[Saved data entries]
* START *

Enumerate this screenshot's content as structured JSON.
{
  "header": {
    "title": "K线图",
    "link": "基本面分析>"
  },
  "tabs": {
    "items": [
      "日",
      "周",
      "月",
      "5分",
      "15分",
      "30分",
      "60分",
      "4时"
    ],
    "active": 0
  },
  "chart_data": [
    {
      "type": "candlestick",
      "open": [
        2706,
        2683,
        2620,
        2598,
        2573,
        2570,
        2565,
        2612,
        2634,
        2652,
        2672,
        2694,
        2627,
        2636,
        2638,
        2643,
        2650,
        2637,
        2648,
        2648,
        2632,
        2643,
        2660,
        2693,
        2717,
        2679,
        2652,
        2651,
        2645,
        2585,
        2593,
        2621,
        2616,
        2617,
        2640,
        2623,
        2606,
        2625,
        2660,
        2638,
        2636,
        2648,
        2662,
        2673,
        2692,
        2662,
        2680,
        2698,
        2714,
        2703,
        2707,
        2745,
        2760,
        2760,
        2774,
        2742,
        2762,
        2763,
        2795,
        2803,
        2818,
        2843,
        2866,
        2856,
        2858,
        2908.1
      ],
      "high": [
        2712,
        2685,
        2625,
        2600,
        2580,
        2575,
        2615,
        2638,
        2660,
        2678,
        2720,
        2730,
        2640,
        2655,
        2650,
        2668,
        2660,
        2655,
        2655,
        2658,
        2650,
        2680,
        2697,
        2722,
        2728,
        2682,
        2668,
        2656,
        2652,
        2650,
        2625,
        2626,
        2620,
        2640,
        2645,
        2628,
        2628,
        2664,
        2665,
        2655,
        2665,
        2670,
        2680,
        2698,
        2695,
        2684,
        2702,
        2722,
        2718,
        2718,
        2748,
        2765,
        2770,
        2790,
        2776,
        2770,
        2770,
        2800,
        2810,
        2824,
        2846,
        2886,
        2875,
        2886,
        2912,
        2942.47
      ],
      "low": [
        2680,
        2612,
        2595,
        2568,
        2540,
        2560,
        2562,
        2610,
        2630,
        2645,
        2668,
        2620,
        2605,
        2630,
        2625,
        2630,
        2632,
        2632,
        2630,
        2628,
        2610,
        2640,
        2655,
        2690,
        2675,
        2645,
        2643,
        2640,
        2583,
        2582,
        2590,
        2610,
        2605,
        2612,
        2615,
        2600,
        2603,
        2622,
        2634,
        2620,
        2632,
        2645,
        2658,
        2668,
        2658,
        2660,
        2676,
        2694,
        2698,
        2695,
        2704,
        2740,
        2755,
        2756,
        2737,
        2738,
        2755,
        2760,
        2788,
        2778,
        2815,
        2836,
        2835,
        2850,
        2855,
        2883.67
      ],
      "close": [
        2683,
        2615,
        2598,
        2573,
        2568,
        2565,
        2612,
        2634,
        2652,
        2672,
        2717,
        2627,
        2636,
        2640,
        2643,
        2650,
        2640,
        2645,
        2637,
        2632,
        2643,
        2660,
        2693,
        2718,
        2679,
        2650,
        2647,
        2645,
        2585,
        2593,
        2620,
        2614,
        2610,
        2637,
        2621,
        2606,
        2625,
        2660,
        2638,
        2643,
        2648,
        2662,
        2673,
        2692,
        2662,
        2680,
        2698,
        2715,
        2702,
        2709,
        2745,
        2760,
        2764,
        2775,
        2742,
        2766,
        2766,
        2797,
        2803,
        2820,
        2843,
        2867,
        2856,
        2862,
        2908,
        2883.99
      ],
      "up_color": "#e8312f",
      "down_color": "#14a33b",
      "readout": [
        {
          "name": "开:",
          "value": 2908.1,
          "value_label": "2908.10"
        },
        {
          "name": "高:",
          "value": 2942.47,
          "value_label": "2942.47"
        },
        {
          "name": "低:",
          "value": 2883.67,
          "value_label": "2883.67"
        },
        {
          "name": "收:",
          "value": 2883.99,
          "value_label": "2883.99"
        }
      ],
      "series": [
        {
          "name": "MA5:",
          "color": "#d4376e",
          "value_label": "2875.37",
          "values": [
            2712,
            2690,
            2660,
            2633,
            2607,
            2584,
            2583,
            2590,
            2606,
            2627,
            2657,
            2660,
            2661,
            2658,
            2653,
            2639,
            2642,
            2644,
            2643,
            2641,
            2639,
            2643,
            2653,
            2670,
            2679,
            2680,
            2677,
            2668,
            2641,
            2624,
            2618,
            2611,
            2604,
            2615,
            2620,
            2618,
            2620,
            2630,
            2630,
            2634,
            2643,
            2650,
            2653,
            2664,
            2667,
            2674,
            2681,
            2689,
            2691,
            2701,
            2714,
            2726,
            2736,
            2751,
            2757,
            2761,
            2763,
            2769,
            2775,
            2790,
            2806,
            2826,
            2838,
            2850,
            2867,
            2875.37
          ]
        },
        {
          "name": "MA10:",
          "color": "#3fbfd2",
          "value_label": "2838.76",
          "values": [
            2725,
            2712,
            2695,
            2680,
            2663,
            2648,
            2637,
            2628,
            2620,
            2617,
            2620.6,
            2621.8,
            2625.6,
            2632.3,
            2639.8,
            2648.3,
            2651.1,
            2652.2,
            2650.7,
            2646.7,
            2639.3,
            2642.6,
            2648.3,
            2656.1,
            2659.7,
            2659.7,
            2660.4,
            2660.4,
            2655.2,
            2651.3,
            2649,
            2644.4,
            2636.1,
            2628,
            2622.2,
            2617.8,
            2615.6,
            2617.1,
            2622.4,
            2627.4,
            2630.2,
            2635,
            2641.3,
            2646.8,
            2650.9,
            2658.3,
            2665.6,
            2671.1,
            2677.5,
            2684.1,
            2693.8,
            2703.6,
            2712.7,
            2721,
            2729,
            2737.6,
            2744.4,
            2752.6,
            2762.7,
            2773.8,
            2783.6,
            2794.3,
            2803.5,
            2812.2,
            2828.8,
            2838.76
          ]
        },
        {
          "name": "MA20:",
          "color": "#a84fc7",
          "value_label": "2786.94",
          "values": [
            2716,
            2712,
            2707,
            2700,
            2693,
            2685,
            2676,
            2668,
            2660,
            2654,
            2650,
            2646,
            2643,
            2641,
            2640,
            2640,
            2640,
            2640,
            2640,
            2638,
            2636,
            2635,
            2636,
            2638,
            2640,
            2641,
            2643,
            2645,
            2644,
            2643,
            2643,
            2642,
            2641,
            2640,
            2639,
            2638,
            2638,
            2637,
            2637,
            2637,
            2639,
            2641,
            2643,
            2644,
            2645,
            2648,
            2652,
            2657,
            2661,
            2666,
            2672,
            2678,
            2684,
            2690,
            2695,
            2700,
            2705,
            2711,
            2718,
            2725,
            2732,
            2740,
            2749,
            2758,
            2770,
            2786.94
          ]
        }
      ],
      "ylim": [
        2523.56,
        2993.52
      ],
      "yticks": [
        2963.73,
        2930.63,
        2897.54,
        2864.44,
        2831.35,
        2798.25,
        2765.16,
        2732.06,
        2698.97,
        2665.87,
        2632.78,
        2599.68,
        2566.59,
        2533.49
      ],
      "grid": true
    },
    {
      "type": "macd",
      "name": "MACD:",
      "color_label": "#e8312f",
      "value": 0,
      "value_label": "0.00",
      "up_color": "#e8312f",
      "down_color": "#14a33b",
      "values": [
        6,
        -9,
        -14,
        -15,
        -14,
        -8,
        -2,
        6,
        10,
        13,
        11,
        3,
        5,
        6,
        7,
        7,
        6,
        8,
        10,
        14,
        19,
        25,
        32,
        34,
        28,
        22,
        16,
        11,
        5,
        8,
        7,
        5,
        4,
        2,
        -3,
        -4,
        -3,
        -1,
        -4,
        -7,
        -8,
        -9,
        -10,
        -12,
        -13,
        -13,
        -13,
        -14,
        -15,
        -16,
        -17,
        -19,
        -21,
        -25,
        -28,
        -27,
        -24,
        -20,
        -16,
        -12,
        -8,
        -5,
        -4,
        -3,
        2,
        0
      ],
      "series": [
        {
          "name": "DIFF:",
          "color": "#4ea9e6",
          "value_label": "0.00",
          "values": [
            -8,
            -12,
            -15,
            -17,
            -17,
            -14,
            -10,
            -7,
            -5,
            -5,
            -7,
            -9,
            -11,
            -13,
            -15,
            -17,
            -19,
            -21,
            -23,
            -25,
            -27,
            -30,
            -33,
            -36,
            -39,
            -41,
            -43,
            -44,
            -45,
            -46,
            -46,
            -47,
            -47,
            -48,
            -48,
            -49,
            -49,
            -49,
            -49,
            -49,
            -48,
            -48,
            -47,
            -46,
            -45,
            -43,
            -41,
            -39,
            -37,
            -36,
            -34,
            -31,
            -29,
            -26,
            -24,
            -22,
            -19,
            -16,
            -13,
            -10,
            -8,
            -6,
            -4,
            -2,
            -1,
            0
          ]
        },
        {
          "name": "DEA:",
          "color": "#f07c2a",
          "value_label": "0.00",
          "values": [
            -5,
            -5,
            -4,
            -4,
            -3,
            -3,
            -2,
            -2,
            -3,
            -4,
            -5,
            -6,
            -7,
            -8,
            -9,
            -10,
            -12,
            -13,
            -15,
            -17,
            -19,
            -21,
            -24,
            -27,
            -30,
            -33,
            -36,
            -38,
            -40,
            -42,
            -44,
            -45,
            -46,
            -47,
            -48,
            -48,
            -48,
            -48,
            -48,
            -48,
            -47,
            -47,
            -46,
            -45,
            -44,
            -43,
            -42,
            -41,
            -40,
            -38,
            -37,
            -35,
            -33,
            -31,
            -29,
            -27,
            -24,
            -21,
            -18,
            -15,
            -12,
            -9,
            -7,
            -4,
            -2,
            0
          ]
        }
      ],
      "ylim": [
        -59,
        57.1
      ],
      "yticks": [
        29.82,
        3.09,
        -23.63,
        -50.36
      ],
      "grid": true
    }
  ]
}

* END *

Task to carry out: Find all the lines containing "name" in the material, then copy them.

Completed exercise:
          "name": "开:",
          "name": "高:",
          "name": "低:",
          "name": "收:",
          "name": "MA5:",
          "name": "MA10:",
          "name": "MA20:",
      "name": "MACD:",
          "name": "DIFF:",
          "name": "DEA:",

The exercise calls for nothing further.